Task goal - Make an exact copy of the listing below.

***** Material for this task

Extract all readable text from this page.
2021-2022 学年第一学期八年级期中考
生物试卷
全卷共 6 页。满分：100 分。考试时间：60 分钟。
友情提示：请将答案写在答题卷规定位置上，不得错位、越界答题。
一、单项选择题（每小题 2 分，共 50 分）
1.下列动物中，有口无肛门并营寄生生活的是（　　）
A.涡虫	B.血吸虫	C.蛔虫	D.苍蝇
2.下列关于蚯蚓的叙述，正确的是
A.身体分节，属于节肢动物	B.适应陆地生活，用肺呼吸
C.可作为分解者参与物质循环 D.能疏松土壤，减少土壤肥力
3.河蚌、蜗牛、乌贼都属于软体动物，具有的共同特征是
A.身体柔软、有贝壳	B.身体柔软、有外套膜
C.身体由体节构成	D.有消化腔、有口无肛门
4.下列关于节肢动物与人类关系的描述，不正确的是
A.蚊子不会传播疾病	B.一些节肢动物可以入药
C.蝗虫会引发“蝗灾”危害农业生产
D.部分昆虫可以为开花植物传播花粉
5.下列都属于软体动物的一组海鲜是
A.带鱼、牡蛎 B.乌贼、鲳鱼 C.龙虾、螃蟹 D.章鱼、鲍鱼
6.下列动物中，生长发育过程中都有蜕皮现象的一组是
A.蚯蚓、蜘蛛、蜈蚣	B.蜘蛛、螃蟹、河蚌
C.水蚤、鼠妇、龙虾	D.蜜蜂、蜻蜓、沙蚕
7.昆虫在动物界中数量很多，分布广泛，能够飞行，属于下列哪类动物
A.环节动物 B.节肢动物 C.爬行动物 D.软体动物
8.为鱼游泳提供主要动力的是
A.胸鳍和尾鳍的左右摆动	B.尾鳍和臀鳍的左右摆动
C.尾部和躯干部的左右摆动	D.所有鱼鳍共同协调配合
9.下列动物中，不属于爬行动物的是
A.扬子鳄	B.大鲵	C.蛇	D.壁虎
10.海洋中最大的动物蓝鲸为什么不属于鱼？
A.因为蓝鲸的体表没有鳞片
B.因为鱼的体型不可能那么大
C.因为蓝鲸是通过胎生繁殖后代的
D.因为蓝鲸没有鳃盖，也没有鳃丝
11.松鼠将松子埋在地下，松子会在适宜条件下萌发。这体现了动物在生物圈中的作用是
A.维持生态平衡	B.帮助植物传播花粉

**********

Response to the exercise -
Extract all readable text from this page.
2021-2022 学年第一学期八年级期中考
生物试卷
全卷共 6 页。满分：100 分。考试时间：60 分钟。
友情提示：请将答案写在答题卷规定位置上，不得错位、越界答题。
一、单项选择题（每小题 2 分，共 50 分）
1.下列动物中，有口无肛门并营寄生生活的是（　　）
A.涡虫	B.血吸虫	C.蛔虫	D.苍蝇
2.下列关于蚯蚓的叙述，正确的是
A.身体分节，属于节肢动物	B.适应陆地生活，用肺呼吸
C.可作为分解者参与物质循环 D.能疏松土壤，减少土壤肥力
3.河蚌、蜗牛、乌贼都属于软体动物，具有的共同特征是
A.身体柔软、有贝壳	B.身体柔软、有外套膜
C.身体由体节构成	D.有消化腔、有口无肛门
4.下列关于节肢动物与人类关系的描述，不正确的是
A.蚊子不会传播疾病	B.一些节肢动物可以入药
C.蝗虫会引发“蝗灾”危害农业生产
D.部分昆虫可以为开花植物传播花粉
5.下列都属于软体动物的一组海鲜是
A.带鱼、牡蛎 B.乌贼、鲳鱼 C.龙虾、螃蟹 D.章鱼、鲍鱼
6.下列动物中，生长发育过程中都有蜕皮现象的一组是
A.蚯蚓、蜘蛛、蜈蚣	B.蜘蛛、螃蟹、河蚌
C.水蚤、鼠妇、龙虾	D.蜜蜂、蜻蜓、沙蚕
7.昆虫在动物界中数量很多，分布广泛，能够飞行，属于下列哪类动物
A.环节动物 B.节肢动物 C.爬行动物 D.软体动物
8.为鱼游泳提供主要动力的是
A.胸鳍和尾鳍的左右摆动	B.尾鳍和臀鳍的左右摆动
C.尾部和躯干部的左右摆动	D.所有鱼鳍共同协调配合
9.下列动物中，不属于爬行动物的是
A.扬子鳄	B.大鲵	C.蛇	D.壁虎
10.海洋中最大的动物蓝鲸为什么不属于鱼？
A.因为蓝鲸的体表没有鳞片
B.因为鱼的体型不可能那么大
C.因为蓝鲸是通过胎生繁殖后代的
D.因为蓝鲸没有鳃盖，也没有鳃丝
11.松鼠将松子埋在地下，松子会在适宜条件下萌发。这体现了动物在生物圈中的作用是
A.维持生态平衡	B.帮助植物传播花粉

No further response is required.